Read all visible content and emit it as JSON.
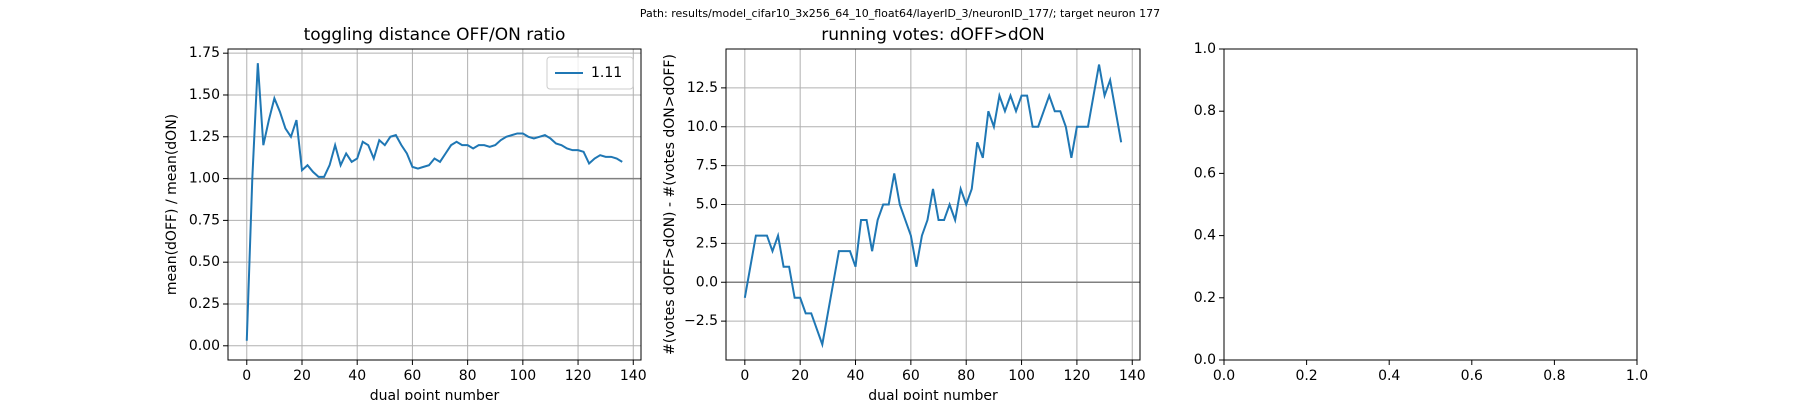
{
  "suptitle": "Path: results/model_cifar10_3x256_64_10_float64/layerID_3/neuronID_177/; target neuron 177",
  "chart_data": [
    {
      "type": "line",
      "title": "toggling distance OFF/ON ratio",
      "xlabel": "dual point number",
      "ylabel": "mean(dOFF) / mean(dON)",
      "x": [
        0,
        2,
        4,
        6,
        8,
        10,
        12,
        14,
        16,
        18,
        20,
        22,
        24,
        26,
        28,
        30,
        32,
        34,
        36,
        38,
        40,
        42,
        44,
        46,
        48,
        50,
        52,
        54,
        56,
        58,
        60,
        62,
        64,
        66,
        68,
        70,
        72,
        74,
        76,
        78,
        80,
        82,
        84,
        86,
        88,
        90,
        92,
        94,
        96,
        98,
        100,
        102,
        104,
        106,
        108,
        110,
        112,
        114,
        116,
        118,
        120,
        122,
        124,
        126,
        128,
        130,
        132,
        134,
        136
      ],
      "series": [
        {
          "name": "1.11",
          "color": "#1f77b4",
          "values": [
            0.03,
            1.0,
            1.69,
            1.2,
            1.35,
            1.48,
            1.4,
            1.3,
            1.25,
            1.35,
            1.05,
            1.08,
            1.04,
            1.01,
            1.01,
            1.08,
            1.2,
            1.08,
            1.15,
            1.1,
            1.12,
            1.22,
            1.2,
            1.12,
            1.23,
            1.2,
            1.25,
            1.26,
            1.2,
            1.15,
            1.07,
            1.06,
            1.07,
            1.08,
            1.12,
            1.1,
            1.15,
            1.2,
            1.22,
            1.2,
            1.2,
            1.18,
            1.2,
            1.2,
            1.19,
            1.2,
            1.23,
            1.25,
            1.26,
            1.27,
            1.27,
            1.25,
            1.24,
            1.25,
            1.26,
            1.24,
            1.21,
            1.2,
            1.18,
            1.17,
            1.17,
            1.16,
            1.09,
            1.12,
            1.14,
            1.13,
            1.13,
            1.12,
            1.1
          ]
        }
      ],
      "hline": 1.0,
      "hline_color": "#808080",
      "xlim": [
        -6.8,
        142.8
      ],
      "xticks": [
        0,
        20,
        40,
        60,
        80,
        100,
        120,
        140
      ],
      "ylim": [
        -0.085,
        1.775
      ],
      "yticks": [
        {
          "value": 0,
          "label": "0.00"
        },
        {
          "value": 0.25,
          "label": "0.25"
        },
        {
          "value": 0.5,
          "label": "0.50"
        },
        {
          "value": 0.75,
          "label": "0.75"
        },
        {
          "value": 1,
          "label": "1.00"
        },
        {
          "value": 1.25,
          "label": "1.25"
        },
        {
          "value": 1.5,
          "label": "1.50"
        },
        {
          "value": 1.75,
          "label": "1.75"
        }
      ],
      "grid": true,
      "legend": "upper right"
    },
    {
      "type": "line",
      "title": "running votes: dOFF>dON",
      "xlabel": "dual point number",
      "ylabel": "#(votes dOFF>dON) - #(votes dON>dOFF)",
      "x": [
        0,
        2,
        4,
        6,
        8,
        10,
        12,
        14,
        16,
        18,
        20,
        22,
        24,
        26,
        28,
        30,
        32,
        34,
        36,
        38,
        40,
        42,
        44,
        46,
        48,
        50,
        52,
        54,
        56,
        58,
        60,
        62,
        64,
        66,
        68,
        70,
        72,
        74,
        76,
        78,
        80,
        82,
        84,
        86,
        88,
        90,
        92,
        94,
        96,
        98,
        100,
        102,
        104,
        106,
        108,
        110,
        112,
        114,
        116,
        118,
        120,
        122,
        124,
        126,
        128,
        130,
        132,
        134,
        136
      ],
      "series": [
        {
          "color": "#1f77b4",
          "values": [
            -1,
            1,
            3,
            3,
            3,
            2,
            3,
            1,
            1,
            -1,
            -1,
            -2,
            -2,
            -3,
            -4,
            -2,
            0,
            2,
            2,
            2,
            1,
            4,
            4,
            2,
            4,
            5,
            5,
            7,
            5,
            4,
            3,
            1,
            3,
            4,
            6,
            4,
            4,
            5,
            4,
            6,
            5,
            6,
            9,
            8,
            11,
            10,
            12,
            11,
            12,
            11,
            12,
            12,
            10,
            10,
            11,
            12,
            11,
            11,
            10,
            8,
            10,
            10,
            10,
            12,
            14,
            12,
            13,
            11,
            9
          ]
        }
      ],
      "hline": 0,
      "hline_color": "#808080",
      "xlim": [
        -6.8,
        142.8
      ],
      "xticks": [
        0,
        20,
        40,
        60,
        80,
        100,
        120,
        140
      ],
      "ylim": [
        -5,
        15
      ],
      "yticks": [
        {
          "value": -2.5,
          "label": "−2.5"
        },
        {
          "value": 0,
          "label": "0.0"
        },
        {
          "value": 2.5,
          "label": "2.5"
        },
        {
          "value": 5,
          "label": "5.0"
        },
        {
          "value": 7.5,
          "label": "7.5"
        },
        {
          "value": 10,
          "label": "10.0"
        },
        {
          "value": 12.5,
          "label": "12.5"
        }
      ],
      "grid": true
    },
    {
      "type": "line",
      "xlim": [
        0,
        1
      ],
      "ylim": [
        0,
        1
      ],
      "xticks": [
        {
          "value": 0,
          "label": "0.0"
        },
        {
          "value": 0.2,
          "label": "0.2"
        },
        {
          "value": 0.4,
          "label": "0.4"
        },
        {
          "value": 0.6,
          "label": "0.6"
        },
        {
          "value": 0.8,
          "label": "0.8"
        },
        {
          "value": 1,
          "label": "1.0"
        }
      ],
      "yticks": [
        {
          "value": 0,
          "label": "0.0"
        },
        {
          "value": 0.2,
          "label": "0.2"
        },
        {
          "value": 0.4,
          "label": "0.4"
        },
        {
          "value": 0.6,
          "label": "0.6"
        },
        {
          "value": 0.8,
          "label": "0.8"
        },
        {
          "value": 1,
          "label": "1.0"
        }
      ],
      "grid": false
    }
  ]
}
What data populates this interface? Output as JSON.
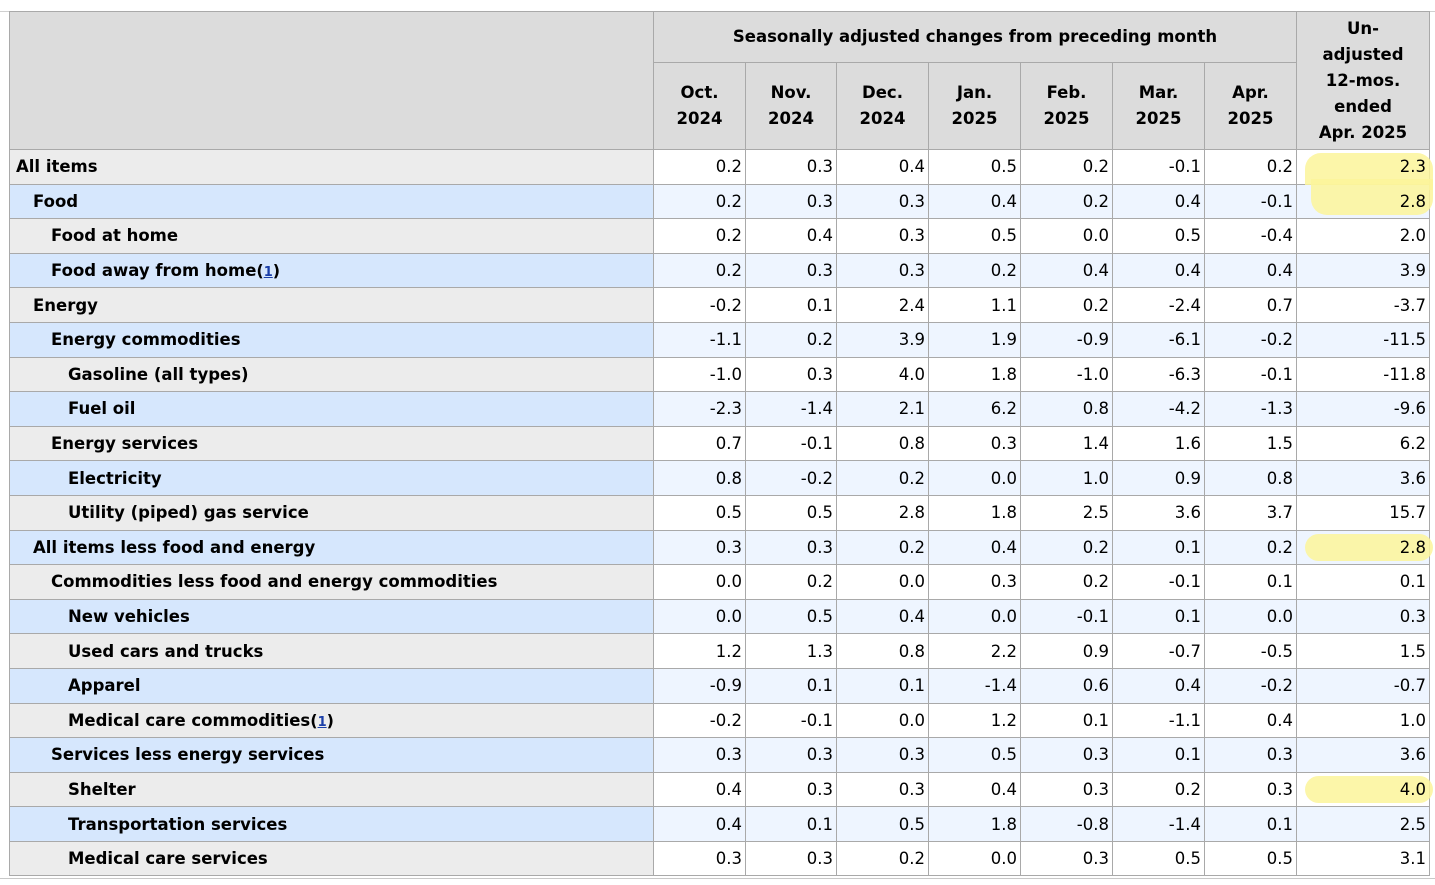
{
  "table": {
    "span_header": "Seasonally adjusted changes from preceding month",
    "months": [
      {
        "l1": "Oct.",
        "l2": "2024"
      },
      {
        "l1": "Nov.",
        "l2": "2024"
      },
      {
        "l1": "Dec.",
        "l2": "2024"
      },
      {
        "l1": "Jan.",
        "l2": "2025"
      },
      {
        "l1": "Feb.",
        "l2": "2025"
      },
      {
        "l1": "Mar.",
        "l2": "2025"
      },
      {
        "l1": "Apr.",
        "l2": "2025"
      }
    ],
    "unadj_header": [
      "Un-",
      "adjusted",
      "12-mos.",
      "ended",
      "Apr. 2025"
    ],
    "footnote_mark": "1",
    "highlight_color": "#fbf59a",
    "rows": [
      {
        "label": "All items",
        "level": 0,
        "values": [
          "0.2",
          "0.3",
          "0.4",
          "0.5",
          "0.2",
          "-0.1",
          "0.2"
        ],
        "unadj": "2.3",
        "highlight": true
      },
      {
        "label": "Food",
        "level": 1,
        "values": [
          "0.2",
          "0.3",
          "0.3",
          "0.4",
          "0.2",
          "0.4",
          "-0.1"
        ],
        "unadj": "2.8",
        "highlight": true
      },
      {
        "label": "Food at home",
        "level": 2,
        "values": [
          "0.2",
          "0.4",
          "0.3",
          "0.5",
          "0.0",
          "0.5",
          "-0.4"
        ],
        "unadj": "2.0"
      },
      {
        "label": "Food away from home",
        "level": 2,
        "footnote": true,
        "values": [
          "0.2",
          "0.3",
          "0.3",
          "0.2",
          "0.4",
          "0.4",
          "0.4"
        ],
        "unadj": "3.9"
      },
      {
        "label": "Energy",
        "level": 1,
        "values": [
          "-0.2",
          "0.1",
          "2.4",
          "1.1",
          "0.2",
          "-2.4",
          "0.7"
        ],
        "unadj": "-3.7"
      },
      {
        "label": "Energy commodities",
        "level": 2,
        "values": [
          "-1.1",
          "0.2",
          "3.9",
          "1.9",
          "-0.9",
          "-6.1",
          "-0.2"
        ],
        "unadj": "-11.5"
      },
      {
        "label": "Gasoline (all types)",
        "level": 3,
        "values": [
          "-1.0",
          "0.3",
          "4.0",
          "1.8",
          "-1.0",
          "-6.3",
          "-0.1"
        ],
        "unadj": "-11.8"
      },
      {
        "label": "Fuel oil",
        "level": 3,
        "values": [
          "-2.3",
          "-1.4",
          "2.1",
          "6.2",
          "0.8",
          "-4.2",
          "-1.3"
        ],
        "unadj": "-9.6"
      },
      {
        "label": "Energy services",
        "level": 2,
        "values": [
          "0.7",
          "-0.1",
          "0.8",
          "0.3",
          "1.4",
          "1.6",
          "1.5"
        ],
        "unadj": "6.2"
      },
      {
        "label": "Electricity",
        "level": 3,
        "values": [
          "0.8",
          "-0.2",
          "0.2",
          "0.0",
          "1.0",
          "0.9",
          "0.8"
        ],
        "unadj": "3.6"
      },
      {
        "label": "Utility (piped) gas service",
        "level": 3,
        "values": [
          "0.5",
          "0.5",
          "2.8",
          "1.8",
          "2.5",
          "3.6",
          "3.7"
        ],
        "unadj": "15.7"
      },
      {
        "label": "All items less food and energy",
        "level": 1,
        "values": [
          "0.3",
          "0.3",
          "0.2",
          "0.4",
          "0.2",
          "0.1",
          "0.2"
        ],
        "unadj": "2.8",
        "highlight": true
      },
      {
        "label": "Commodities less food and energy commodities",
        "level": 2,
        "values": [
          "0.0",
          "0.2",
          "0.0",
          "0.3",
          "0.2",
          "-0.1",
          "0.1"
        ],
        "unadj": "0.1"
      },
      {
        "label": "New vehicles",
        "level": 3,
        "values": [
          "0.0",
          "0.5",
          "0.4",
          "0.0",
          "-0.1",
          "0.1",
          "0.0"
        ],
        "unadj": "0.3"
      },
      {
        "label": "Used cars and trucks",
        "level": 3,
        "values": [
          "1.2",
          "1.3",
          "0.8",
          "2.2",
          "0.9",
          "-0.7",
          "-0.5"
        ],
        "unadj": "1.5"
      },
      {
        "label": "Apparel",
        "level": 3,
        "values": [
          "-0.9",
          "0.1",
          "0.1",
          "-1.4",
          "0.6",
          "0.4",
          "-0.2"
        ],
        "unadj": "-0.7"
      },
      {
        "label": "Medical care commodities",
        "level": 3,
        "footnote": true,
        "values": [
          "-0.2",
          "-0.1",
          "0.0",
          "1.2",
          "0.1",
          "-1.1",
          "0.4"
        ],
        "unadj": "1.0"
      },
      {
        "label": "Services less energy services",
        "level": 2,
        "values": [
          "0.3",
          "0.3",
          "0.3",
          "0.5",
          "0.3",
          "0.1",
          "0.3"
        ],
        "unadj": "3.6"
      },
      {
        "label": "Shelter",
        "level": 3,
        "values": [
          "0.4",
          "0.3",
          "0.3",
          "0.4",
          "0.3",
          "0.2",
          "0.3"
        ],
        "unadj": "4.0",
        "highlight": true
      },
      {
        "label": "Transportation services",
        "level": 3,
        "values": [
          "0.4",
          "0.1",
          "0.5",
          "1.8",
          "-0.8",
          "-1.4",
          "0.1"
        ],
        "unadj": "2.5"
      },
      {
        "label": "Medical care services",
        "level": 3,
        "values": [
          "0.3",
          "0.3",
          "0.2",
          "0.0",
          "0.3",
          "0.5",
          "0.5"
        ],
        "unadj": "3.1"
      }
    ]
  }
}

***

Given request -
List every line above containing the word "from".

Answer to this task -
    "span_header": "Seasonally adjusted changes from preceding month",
        "label": "Food away from home",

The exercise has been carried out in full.